> [Source data]
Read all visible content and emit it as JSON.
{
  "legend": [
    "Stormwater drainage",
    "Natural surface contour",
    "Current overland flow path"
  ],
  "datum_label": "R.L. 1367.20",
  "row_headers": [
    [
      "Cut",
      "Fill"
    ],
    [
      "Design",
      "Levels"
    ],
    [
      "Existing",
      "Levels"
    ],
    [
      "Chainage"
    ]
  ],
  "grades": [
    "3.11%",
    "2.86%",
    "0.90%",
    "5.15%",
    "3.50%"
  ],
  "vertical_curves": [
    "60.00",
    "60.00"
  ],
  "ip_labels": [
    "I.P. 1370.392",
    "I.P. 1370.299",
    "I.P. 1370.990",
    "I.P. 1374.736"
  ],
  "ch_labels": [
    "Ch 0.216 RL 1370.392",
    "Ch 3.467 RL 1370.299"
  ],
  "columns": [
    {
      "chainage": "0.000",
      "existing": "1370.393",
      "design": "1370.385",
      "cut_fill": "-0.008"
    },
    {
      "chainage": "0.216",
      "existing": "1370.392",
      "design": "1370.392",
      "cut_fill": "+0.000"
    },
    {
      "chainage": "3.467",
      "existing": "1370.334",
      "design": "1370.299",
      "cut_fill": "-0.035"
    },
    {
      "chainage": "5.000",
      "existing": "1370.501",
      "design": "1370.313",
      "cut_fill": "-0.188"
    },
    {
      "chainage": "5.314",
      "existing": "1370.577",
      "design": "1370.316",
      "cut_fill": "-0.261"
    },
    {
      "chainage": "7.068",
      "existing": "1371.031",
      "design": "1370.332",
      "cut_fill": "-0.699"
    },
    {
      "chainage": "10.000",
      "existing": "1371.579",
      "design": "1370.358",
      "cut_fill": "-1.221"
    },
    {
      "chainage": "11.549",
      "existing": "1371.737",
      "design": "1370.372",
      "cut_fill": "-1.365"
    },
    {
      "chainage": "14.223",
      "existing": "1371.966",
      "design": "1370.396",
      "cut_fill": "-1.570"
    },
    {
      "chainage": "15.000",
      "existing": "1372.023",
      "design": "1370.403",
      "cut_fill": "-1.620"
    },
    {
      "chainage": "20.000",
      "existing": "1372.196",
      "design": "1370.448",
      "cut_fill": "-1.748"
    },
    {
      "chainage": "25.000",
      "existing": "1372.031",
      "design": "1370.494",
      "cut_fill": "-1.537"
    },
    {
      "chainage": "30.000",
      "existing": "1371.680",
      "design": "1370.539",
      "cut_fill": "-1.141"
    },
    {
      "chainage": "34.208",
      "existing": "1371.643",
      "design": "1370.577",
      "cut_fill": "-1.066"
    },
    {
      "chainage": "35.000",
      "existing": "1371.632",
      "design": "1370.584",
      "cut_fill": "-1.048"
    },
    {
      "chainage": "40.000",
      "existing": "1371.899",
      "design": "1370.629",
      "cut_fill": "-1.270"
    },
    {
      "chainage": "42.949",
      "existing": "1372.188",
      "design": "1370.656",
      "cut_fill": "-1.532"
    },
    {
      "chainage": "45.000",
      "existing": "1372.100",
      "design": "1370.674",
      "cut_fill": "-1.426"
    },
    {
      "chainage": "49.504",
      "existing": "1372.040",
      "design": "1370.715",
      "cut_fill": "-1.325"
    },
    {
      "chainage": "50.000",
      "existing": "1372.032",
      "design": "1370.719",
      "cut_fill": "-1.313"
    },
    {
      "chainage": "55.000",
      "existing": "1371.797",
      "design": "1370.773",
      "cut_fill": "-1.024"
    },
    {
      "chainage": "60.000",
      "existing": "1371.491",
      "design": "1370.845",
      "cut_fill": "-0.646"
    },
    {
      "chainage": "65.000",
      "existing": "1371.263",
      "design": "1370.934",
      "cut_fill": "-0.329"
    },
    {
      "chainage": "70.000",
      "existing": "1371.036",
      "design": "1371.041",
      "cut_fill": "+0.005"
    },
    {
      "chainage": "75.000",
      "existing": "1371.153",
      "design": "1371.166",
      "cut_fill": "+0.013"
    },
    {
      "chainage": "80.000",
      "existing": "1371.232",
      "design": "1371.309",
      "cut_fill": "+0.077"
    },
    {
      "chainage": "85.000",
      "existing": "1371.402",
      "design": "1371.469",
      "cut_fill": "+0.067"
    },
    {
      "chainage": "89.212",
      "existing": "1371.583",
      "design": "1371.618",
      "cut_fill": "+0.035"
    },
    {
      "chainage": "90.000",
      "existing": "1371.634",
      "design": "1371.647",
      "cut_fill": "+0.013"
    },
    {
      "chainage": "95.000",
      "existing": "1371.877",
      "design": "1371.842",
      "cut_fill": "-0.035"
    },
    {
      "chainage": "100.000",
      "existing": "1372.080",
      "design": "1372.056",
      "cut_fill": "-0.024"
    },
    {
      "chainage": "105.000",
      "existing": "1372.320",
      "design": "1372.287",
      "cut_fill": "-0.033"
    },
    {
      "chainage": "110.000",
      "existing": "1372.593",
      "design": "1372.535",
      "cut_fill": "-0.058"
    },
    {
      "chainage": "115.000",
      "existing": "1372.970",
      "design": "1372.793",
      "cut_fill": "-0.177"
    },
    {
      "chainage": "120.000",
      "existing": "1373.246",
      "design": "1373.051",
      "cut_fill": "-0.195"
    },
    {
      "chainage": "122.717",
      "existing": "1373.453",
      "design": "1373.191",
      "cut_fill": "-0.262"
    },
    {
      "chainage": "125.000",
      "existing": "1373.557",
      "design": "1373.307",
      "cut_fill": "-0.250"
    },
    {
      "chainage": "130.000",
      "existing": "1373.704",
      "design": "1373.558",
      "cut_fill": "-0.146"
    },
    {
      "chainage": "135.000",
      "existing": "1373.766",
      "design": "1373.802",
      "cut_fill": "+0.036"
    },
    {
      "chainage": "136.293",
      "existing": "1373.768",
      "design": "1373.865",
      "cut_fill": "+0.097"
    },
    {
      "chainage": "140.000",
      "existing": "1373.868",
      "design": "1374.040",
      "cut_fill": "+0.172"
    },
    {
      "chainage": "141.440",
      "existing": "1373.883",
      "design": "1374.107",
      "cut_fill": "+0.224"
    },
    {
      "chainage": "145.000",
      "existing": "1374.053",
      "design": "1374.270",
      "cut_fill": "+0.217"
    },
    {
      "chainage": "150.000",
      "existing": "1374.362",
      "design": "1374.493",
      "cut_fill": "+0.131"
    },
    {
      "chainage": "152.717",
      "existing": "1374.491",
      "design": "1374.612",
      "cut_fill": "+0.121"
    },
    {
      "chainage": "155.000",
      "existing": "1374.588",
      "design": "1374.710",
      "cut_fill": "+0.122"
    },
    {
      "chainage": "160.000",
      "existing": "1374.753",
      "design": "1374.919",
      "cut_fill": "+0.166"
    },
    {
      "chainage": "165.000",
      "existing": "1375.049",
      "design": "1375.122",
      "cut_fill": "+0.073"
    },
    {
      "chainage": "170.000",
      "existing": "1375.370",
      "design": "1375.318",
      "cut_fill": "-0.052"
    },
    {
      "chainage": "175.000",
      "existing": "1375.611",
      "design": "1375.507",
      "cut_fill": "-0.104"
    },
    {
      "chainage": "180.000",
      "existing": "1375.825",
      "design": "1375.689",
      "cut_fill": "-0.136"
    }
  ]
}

> [Your instructions]
Transcribe the whole listing with nothing added or left out.

> [Result]
Read all visible content and emit it as JSON.
{
  "legend": [
    "Stormwater drainage",
    "Natural surface contour",
    "Current overland flow path"
  ],
  "datum_label": "R.L. 1367.20",
  "row_headers": [
    [
      "Cut",
      "Fill"
    ],
    [
      "Design",
      "Levels"
    ],
    [
      "Existing",
      "Levels"
    ],
    [
      "Chainage"
    ]
  ],
  "grades": [
    "3.11%",
    "2.86%",
    "0.90%",
    "5.15%",
    "3.50%"
  ],
  "vertical_curves": [
    "60.00",
    "60.00"
  ],
  "ip_labels": [
    "I.P. 1370.392",
    "I.P. 1370.299",
    "I.P. 1370.990",
    "I.P. 1374.736"
  ],
  "ch_labels": [
    "Ch 0.216 RL 1370.392",
    "Ch 3.467 RL 1370.299"
  ],
  "columns": [
    {
      "chainage": "0.000",
      "existing": "1370.393",
      "design": "1370.385",
      "cut_fill": "-0.008"
    },
    {
      "chainage": "0.216",
      "existing": "1370.392",
      "design": "1370.392",
      "cut_fill": "+0.000"
    },
    {
      "chainage": "3.467",
      "existing": "1370.334",
      "design": "1370.299",
      "cut_fill": "-0.035"
    },
    {
      "chainage": "5.000",
      "existing": "1370.501",
      "design": "1370.313",
      "cut_fill": "-0.188"
    },
    {
      "chainage": "5.314",
      "existing": "1370.577",
      "design": "1370.316",
      "cut_fill": "-0.261"
    },
    {
      "chainage": "7.068",
      "existing": "1371.031",
      "design": "1370.332",
      "cut_fill": "-0.699"
    },
    {
      "chainage": "10.000",
      "existing": "1371.579",
      "design": "1370.358",
      "cut_fill": "-1.221"
    },
    {
      "chainage": "11.549",
      "existing": "1371.737",
      "design": "1370.372",
      "cut_fill": "-1.365"
    },
    {
      "chainage": "14.223",
      "existing": "1371.966",
      "design": "1370.396",
      "cut_fill": "-1.570"
    },
    {
      "chainage": "15.000",
      "existing": "1372.023",
      "design": "1370.403",
      "cut_fill": "-1.620"
    },
    {
      "chainage": "20.000",
      "existing": "1372.196",
      "design": "1370.448",
      "cut_fill": "-1.748"
    },
    {
      "chainage": "25.000",
      "existing": "1372.031",
      "design": "1370.494",
      "cut_fill": "-1.537"
    },
    {
      "chainage": "30.000",
      "existing": "1371.680",
      "design": "1370.539",
      "cut_fill": "-1.141"
    },
    {
      "chainage": "34.208",
      "existing": "1371.643",
      "design": "1370.577",
      "cut_fill": "-1.066"
    },
    {
      "chainage": "35.000",
      "existing": "1371.632",
      "design": "1370.584",
      "cut_fill": "-1.048"
    },
    {
      "chainage": "40.000",
      "existing": "1371.899",
      "design": "1370.629",
      "cut_fill": "-1.270"
    },
    {
      "chainage": "42.949",
      "existing": "1372.188",
      "design": "1370.656",
      "cut_fill": "-1.532"
    },
    {
      "chainage": "45.000",
      "existing": "1372.100",
      "design": "1370.674",
      "cut_fill": "-1.426"
    },
    {
      "chainage": "49.504",
      "existing": "1372.040",
      "design": "1370.715",
      "cut_fill": "-1.325"
    },
    {
      "chainage": "50.000",
      "existing": "1372.032",
      "design": "1370.719",
      "cut_fill": "-1.313"
    },
    {
      "chainage": "55.000",
      "existing": "1371.797",
      "design": "1370.773",
      "cut_fill": "-1.024"
    },
    {
      "chainage": "60.000",
      "existing": "1371.491",
      "design": "1370.845",
      "cut_fill": "-0.646"
    },
    {
      "chainage": "65.000",
      "existing": "1371.263",
      "design": "1370.934",
      "cut_fill": "-0.329"
    },
    {
      "chainage": "70.000",
      "existing": "1371.036",
      "design": "1371.041",
      "cut_fill": "+0.005"
    },
    {
      "chainage": "75.000",
      "existing": "1371.153",
      "design": "1371.166",
      "cut_fill": "+0.013"
    },
    {
      "chainage": "80.000",
      "existing": "1371.232",
      "design": "1371.309",
      "cut_fill": "+0.077"
    },
    {
      "chainage": "85.000",
      "existing": "1371.402",
      "design": "1371.469",
      "cut_fill": "+0.067"
    },
    {
      "chainage": "89.212",
      "existing": "1371.583",
      "design": "1371.618",
      "cut_fill": "+0.035"
    },
    {
      "chainage": "90.000",
      "existing": "1371.634",
      "design": "1371.647",
      "cut_fill": "+0.013"
    },
    {
      "chainage": "95.000",
      "existing": "1371.877",
      "design": "1371.842",
      "cut_fill": "-0.035"
    },
    {
      "chainage": "100.000",
      "existing": "1372.080",
      "design": "1372.056",
      "cut_fill": "-0.024"
    },
    {
      "chainage": "105.000",
      "existing": "1372.320",
      "design": "1372.287",
      "cut_fill": "-0.033"
    },
    {
      "chainage": "110.000",
      "existing": "1372.593",
      "design": "1372.535",
      "cut_fill": "-0.058"
    },
    {
      "chainage": "115.000",
      "existing": "1372.970",
      "design": "1372.793",
      "cut_fill": "-0.177"
    },
    {
      "chainage": "120.000",
      "existing": "1373.246",
      "design": "1373.051",
      "cut_fill": "-0.195"
    },
    {
      "chainage": "122.717",
      "existing": "1373.453",
      "design": "1373.191",
      "cut_fill": "-0.262"
    },
    {
      "chainage": "125.000",
      "existing": "1373.557",
      "design": "1373.307",
      "cut_fill": "-0.250"
    },
    {
      "chainage": "130.000",
      "existing": "1373.704",
      "design": "1373.558",
      "cut_fill": "-0.146"
    },
    {
      "chainage": "135.000",
      "existing": "1373.766",
      "design": "1373.802",
      "cut_fill": "+0.036"
    },
    {
      "chainage": "136.293",
      "existing": "1373.768",
      "design": "1373.865",
      "cut_fill": "+0.097"
    },
    {
      "chainage": "140.000",
      "existing": "1373.868",
      "design": "1374.040",
      "cut_fill": "+0.172"
    },
    {
      "chainage": "141.440",
      "existing": "1373.883",
      "design": "1374.107",
      "cut_fill": "+0.224"
    },
    {
      "chainage": "145.000",
      "existing": "1374.053",
      "design": "1374.270",
      "cut_fill": "+0.217"
    },
    {
      "chainage": "150.000",
      "existing": "1374.362",
      "design": "1374.493",
      "cut_fill": "+0.131"
    },
    {
      "chainage": "152.717",
      "existing": "1374.491",
      "design": "1374.612",
      "cut_fill": "+0.121"
    },
    {
      "chainage": "155.000",
      "existing": "1374.588",
      "design": "1374.710",
      "cut_fill": "+0.122"
    },
    {
      "chainage": "160.000",
      "existing": "1374.753",
      "design": "1374.919",
      "cut_fill": "+0.166"
    },
    {
      "chainage": "165.000",
      "existing": "1375.049",
      "design": "1375.122",
      "cut_fill": "+0.073"
    },
    {
      "chainage": "170.000",
      "existing": "1375.370",
      "design": "1375.318",
      "cut_fill": "-0.052"
    },
    {
      "chainage": "175.000",
      "existing": "1375.611",
      "design": "1375.507",
      "cut_fill": "-0.104"
    },
    {
      "chainage": "180.000",
      "existing": "1375.825",
      "design": "1375.689",
      "cut_fill": "-0.136"
    }
  ]
}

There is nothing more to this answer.